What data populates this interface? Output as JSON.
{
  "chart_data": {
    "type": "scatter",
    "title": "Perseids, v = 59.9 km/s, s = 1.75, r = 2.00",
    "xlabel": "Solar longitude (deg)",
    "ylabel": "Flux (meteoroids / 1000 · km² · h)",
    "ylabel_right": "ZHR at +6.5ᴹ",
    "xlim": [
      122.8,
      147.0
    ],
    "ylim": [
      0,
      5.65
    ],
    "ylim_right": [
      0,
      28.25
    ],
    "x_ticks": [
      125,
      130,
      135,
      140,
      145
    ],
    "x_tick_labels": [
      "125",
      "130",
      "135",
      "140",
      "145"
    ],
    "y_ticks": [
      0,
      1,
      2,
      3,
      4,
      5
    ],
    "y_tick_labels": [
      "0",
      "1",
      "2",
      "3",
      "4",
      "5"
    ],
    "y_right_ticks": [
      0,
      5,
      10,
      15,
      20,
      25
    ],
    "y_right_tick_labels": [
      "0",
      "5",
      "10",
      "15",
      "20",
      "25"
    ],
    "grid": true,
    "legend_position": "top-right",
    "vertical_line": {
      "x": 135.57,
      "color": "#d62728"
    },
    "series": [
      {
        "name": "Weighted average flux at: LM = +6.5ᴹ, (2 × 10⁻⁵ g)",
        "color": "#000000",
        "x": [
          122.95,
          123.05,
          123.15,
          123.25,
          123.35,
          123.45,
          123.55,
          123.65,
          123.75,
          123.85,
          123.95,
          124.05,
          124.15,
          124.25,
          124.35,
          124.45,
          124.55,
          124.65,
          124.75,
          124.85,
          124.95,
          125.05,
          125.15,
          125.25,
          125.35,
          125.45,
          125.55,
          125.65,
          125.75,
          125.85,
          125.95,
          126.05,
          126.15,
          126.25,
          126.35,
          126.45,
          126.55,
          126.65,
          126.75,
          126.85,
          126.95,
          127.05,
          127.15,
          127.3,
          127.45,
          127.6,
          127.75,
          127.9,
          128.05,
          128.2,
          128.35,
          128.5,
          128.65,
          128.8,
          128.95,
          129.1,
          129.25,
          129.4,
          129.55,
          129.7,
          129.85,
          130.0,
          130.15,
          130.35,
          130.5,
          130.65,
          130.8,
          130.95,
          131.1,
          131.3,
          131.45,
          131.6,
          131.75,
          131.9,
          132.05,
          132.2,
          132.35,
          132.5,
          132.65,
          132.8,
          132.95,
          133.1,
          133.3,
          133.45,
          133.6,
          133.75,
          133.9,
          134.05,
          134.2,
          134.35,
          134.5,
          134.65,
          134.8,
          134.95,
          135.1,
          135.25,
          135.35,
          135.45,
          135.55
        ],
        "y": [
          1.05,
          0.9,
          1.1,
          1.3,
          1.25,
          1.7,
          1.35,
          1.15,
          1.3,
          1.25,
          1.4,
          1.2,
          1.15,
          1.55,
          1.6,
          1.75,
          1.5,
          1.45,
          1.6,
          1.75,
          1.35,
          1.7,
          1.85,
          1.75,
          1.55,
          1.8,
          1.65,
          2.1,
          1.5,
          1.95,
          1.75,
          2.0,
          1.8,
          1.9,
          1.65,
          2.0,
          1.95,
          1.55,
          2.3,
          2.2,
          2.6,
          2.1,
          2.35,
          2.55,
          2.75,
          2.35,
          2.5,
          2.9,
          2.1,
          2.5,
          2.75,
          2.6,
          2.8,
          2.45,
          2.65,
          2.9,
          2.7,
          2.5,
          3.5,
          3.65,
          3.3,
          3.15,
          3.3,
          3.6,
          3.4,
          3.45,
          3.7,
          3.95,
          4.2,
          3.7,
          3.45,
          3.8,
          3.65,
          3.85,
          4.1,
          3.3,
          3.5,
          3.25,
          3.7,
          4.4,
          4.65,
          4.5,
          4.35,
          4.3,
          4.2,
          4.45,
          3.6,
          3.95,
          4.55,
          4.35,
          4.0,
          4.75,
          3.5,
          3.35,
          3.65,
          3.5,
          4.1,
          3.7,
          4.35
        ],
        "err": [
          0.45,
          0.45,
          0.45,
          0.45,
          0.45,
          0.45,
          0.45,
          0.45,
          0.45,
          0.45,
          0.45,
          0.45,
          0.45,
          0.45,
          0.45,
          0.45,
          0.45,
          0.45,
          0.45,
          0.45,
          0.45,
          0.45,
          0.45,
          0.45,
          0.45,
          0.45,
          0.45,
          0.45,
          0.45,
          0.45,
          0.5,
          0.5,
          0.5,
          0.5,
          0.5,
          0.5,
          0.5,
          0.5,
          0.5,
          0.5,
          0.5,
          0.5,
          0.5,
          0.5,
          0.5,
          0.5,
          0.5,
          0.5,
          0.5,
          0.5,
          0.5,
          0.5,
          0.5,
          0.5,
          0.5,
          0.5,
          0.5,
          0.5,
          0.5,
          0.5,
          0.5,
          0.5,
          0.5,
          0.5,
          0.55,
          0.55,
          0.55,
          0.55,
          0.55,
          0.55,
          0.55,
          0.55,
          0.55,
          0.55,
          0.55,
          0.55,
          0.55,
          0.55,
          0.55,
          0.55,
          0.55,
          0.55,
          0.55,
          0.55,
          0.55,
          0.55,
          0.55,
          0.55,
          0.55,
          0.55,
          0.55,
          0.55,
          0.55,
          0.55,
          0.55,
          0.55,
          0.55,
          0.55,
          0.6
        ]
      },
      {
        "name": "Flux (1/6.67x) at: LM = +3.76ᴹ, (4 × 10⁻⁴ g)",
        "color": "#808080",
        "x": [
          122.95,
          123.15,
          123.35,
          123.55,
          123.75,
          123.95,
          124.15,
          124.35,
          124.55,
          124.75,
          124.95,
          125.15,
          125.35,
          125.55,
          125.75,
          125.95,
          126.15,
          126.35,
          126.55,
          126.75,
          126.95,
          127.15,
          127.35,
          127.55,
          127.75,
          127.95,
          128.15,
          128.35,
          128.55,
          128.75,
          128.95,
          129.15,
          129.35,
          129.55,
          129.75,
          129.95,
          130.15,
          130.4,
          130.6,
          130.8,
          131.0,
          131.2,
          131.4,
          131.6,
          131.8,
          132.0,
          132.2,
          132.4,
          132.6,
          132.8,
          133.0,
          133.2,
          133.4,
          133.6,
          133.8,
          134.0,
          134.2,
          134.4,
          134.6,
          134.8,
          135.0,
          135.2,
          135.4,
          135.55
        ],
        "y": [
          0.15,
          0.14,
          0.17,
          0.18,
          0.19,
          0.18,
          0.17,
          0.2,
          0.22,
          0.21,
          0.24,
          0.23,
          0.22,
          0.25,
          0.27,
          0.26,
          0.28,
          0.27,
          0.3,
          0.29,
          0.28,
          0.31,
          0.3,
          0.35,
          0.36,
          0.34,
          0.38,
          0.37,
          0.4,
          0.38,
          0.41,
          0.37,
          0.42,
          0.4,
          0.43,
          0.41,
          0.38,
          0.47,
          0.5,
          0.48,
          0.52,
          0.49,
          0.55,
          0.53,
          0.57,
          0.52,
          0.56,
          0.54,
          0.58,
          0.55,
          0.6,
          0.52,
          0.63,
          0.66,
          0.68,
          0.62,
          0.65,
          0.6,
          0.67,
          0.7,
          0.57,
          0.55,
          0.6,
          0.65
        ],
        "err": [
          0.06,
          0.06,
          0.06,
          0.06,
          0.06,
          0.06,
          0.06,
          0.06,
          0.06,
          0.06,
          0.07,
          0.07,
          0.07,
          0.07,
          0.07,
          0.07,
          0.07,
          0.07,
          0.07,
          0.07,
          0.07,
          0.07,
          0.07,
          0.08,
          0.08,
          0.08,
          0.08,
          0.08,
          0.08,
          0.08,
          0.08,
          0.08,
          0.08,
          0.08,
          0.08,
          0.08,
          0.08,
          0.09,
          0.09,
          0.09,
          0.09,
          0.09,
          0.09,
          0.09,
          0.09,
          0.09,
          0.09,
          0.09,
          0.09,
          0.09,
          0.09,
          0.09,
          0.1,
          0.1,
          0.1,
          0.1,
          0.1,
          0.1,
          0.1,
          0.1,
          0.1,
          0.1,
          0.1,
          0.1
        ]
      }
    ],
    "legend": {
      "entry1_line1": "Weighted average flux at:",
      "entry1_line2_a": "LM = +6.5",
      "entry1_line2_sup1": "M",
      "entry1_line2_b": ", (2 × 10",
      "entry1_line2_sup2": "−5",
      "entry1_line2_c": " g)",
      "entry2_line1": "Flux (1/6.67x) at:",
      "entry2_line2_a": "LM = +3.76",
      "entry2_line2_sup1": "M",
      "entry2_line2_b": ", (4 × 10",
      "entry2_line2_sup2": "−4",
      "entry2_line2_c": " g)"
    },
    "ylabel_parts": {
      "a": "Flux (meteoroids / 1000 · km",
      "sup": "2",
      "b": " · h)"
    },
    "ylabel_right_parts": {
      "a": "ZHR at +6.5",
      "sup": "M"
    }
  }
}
·····
Your task:
Gather each line in these records that contains the string "Weighted".

Task solution:
        "name": "Weighted average flux at: LM = +6.5ᴹ, (2 × 10⁻⁵ g)",
      "entry1_line1": "Weighted average flux at:",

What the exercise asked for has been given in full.